老人ホームを群衆が燃す話だが、そこには人間のいびつさが剥き出しとなっている。



IMG_0168


高級老人ホームで暮らす目がほとんど見えない老女と、親友のハンガリー人の爺さんたちの友情の物語。
このトバイアスというハンガリーの爺さんは、マウントをとりたがる人です。
でも、目の見えない婆さんには優しい。
ある日、施設が群衆にとり囲まれた。職員たちは逃げだし、老人たちだけ取り残される。
警察も政府も助けてはくれない。

「聞こえたか?。老いぼれを燃やせだ!。聞こえたか!」
群衆たちは松明を持って叫んでいる。
食べ物もなくなりつつある。

みんなで出ていって助けを求めようと言うのだが・・・

「・・・一致団結していけば!、報道陣だって来ているんでしょう。止められるもんですか、世界中が見ているんだから!」
「それは当てにならないなぁ」トバイアスは言う。「世界中の人々はそういうイベントをリング脇の席で見物するのは大好きだ。魔女の火炙りや公開絞首刑には、つねづね見物人がつめかけたものだ」
本作の最後は、こんな言葉でしめくくられている。

すでに、あちこちから火の手がまわっている。

» **項目一覧**

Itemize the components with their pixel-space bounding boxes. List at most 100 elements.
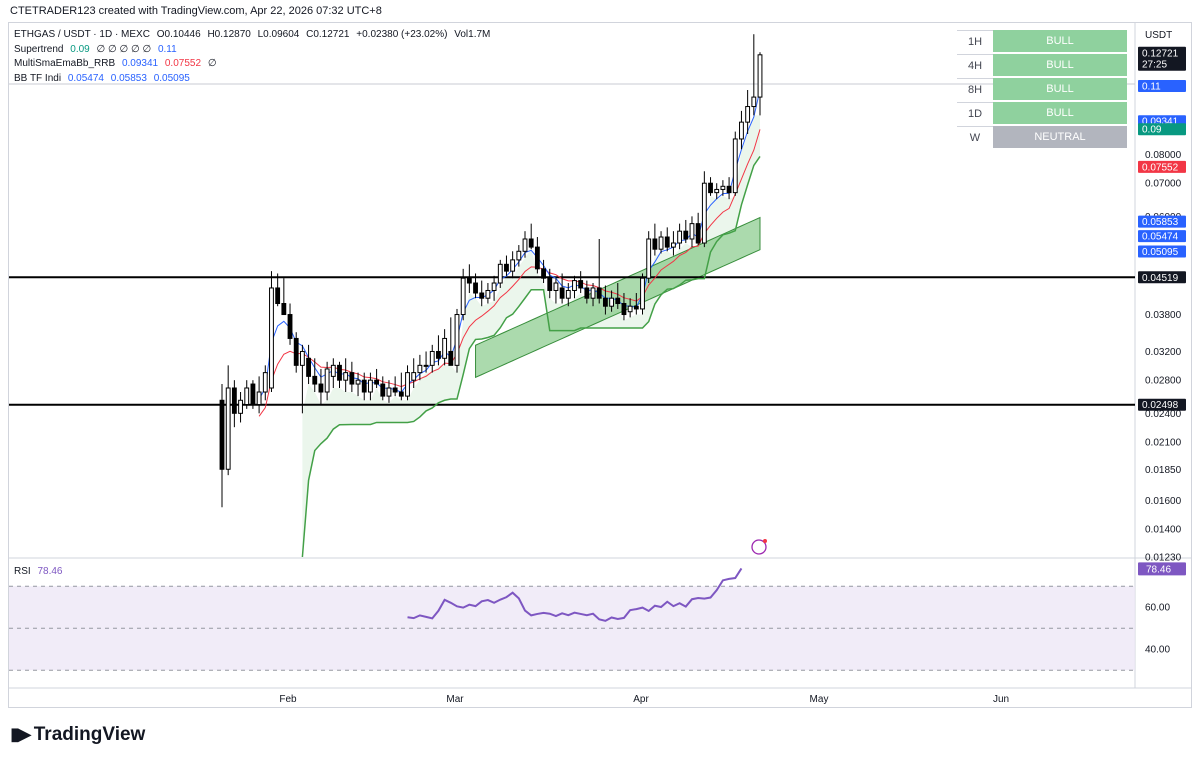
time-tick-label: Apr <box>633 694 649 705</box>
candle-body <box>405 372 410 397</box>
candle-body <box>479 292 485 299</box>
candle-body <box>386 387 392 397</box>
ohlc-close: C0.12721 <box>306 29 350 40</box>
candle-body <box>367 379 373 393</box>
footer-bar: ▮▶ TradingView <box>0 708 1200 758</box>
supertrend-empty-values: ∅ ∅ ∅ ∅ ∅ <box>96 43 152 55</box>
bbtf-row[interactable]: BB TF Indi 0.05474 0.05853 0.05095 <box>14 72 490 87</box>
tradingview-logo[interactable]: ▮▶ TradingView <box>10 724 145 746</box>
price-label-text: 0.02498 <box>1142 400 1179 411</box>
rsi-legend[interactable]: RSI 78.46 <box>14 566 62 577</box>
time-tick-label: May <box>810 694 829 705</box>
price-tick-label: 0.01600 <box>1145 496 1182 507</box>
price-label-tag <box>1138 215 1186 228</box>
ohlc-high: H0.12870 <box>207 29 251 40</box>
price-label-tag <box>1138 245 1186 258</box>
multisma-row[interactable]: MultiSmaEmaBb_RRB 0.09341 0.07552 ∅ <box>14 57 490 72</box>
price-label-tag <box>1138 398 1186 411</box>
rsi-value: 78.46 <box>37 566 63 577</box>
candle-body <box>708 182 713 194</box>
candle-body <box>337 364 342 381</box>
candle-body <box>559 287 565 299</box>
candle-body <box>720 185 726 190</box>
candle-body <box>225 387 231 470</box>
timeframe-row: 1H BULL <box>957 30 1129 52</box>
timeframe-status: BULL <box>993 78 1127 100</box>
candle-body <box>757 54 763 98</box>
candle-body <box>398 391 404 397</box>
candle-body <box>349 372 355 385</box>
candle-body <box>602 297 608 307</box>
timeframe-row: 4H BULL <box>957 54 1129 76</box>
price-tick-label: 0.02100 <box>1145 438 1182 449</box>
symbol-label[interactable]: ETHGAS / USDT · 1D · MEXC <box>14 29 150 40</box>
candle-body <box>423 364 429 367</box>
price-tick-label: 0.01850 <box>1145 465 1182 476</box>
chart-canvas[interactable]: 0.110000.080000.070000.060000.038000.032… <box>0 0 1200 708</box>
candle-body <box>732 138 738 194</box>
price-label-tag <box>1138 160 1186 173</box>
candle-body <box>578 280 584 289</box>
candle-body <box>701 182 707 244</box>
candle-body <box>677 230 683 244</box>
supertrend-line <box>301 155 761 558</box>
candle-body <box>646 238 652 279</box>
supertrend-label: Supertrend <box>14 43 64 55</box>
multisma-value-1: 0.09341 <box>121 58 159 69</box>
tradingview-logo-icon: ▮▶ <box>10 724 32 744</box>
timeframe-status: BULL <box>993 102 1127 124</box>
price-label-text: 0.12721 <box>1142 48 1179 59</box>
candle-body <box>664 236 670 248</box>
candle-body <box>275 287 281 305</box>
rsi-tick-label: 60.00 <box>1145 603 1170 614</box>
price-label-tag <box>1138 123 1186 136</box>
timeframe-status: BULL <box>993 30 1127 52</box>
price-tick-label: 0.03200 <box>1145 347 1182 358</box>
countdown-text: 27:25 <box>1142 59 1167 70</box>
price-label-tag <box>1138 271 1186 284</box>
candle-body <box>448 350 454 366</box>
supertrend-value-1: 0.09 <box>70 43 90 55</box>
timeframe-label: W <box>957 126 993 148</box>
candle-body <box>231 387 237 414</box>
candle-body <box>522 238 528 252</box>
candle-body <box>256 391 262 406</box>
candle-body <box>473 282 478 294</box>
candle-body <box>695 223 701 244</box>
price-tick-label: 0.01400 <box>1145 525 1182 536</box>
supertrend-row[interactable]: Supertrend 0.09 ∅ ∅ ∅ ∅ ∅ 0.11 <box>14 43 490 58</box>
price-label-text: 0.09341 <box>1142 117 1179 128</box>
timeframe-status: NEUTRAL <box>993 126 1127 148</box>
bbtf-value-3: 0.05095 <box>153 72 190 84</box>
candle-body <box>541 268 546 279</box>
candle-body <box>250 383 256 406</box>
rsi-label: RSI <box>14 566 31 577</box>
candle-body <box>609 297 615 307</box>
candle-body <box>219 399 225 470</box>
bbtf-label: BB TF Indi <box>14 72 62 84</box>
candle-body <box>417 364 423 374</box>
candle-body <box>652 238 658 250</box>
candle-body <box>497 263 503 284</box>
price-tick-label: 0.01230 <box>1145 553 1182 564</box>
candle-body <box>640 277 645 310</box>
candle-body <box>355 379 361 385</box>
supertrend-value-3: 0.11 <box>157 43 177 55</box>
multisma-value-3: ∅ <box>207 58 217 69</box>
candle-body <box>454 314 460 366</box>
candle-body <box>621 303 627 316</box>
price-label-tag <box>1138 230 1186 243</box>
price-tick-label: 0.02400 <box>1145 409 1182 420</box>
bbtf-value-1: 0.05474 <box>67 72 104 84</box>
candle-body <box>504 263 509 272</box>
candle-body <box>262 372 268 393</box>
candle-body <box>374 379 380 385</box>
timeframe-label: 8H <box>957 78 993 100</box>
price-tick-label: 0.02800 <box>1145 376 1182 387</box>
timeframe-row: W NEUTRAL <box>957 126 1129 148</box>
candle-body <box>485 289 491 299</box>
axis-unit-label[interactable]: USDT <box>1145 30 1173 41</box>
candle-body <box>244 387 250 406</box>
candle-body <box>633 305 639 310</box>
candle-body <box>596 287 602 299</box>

* * *

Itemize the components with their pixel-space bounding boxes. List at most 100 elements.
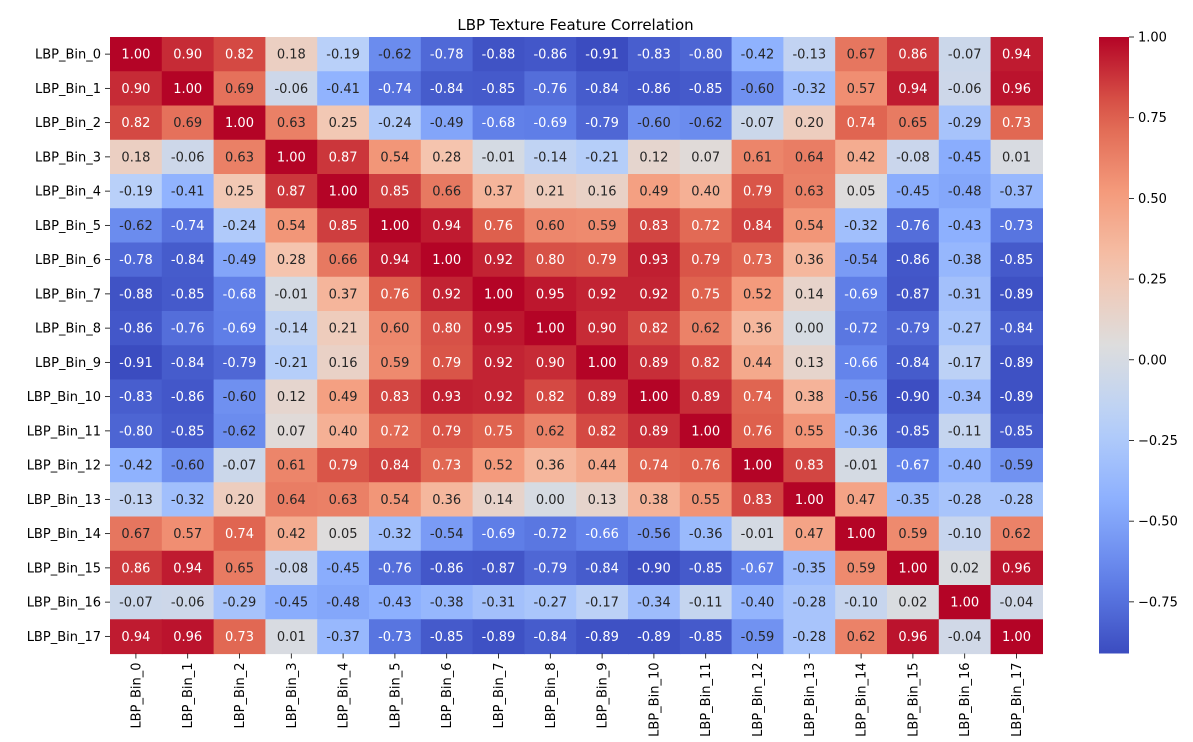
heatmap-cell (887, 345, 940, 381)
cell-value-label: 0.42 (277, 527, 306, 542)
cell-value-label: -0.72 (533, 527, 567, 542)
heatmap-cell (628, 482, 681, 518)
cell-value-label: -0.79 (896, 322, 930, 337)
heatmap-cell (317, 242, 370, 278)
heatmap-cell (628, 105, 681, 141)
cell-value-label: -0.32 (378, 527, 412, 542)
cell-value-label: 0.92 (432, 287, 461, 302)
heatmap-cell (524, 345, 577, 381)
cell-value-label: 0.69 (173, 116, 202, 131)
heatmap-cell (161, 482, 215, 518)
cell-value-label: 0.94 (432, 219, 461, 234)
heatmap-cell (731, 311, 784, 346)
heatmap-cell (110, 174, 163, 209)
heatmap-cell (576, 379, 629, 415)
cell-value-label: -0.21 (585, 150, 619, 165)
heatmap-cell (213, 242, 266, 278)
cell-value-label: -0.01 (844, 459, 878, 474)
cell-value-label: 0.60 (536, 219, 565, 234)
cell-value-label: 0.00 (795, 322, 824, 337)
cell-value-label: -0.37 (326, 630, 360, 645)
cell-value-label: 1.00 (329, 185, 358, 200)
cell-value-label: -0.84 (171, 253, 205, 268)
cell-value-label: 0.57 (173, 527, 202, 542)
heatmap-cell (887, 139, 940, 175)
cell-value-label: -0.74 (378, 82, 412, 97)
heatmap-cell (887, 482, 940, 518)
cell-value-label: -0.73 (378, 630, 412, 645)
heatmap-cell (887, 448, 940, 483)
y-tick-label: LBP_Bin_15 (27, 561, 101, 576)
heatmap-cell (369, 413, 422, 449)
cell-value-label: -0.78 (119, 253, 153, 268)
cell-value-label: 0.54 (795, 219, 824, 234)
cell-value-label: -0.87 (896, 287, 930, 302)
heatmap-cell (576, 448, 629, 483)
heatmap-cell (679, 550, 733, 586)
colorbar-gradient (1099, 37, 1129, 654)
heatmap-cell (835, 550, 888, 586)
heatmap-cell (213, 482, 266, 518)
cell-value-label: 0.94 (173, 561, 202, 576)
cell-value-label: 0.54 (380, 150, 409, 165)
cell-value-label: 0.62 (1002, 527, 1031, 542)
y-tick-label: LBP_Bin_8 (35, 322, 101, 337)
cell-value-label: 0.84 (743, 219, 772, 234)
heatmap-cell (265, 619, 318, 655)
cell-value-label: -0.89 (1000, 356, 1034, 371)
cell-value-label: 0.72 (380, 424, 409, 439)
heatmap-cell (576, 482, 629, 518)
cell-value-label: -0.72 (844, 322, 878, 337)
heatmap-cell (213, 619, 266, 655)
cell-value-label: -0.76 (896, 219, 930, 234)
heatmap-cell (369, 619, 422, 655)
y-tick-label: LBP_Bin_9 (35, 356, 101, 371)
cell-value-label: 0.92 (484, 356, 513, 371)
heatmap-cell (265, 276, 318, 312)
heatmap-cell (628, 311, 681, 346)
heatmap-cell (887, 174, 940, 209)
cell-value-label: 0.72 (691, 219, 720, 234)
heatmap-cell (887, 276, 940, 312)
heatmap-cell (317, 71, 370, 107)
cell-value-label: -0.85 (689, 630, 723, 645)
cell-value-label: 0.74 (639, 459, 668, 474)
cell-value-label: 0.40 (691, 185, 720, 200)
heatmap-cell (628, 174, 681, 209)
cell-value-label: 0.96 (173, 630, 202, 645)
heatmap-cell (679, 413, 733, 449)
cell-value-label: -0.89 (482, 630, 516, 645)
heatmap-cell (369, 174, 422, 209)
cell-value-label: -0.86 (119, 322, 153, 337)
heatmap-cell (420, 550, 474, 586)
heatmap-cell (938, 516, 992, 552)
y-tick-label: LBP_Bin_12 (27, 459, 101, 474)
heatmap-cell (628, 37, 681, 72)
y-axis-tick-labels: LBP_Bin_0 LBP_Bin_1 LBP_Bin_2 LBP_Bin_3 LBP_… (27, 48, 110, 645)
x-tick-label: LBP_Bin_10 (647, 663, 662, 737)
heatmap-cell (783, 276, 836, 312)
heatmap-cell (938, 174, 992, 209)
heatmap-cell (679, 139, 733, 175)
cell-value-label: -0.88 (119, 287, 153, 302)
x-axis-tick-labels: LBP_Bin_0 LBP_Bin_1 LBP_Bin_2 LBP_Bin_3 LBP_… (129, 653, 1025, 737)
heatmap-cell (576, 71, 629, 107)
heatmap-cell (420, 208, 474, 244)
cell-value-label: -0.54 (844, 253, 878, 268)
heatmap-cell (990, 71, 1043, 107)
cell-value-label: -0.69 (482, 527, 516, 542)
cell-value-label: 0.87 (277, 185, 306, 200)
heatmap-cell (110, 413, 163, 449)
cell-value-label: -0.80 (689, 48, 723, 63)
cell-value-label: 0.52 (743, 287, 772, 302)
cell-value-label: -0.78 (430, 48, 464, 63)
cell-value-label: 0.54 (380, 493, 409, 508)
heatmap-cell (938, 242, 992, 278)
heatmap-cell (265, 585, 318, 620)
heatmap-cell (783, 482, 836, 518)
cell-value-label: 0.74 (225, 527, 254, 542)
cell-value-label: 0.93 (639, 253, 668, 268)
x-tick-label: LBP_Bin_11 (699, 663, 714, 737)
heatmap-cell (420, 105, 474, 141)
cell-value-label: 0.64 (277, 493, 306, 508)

* * *

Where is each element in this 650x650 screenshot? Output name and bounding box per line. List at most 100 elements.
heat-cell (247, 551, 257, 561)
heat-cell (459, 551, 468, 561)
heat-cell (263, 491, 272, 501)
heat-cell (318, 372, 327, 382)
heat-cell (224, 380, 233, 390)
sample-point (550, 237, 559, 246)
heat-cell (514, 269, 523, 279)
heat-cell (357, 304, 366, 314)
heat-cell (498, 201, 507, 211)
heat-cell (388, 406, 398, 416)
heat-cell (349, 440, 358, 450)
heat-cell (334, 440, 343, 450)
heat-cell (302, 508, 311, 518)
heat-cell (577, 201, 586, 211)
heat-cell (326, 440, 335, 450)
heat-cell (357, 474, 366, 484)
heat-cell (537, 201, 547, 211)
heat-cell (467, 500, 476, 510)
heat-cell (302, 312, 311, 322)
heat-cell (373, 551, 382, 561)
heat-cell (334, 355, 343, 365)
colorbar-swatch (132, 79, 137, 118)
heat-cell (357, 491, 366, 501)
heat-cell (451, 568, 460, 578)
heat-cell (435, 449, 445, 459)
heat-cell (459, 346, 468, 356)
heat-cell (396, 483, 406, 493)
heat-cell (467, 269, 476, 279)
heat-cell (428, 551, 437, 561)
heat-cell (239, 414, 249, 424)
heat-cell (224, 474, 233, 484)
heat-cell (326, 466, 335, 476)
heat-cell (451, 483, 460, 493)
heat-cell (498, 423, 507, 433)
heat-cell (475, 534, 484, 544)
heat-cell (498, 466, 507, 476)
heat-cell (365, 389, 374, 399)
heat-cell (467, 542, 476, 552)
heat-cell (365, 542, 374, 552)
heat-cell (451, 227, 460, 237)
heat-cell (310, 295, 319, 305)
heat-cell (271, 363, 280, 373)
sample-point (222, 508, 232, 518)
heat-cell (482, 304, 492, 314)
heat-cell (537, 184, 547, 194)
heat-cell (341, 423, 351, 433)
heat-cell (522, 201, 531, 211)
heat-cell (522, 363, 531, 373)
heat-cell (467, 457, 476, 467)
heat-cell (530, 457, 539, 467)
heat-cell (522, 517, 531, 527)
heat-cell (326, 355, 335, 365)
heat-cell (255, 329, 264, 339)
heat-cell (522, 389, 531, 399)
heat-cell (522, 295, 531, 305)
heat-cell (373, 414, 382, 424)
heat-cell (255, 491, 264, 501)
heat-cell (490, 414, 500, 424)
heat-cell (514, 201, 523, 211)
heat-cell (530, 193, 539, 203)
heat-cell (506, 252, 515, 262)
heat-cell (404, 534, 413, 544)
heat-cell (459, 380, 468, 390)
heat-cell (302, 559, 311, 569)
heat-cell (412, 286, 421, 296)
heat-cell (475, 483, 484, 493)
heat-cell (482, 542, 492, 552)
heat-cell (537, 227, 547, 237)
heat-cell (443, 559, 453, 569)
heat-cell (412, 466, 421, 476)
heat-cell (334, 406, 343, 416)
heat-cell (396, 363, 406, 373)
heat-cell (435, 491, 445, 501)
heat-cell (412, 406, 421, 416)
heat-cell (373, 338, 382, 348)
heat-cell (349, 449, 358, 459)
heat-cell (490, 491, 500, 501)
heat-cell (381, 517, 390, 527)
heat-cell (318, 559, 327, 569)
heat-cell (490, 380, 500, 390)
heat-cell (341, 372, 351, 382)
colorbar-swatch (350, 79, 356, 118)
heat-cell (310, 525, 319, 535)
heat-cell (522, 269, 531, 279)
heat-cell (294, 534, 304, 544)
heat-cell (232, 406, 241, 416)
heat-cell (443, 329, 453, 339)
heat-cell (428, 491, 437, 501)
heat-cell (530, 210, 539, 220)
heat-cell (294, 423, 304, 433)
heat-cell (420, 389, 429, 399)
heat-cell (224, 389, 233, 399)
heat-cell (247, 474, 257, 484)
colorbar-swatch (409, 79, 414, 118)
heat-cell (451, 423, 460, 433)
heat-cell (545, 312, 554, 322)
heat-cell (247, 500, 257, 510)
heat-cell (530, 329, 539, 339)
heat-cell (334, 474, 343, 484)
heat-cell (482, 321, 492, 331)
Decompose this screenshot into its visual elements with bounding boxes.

» **やること**
A: 老人ホームの紹介文で、老人たちを置いて逃げた者や助けてくれない者として書かれているものをすべて挙げてください。
B: 老人ホームの紹介文を、最後の文の後から書き継いでください。
項目は、老人ホームの紹介文とは関係のない別の資料です。

» **解答一覧**
A: 職員たち、警察、政府

B:
・・・あんなに楽しそうに!。近づき、抱擁し、また離れて、空中でのダンス。見てよ。見てよ。歌っている。

米国では、実際にコロナの今、高級老人ホームを取り囲んだ抗議集会が起こっている。
膨らみ続ける社会福祉費用。高齢者により富の独占、そして、若者たちの貧困の問題が背景にある。
しかし、これはおかしい。
本末転倒である。コロナで老人たちは死んでいいとか、格差問題を彼らのせいにするのは間違っている。
本作品は、そのことを訴えているかのようである。

見てよ、見てよ。歌っている。

この最後の言葉をどう解釈すべきか?。
見ているのは火をつけた群衆なのか?。
それとも火がまるで歌っているように迫って来ているのか。
解釈のしようで、これは強烈なインパクトとして読者に迫ってくるわけである。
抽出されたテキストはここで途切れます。